**Saved entries**
# # #

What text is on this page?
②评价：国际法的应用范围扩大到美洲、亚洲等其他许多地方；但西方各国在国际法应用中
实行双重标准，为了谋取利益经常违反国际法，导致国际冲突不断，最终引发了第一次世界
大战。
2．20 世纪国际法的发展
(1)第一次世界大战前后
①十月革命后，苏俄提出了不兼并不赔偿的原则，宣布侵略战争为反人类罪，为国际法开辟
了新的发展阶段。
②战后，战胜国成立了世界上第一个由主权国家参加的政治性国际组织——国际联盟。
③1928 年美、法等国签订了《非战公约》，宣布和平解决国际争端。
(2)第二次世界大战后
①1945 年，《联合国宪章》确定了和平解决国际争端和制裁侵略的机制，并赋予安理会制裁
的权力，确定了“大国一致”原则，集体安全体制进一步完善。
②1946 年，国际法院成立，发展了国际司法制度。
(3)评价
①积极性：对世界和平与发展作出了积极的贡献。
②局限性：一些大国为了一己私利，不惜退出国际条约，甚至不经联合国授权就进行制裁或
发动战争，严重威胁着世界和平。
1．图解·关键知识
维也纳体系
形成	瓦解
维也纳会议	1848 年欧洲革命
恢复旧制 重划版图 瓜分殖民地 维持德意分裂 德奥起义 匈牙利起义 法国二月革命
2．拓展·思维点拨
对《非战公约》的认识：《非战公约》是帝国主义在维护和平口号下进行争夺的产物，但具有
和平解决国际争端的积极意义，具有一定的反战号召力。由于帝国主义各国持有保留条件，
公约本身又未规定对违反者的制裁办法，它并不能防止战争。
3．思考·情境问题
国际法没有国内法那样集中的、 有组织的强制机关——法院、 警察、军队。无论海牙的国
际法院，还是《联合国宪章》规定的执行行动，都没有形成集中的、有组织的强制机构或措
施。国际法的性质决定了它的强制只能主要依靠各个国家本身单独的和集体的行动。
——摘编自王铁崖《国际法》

# # #

**What to produce**
Copy each line that holds the word "联合国宪章".

**Solution to this problem**
①1945 年，《联合国宪章》确定了和平解决国际争端和制裁侵略的机制，并赋予安理会制裁
际法院，还是《联合国宪章》规定的执行行动，都没有形成集中的、有组织的强制机构或措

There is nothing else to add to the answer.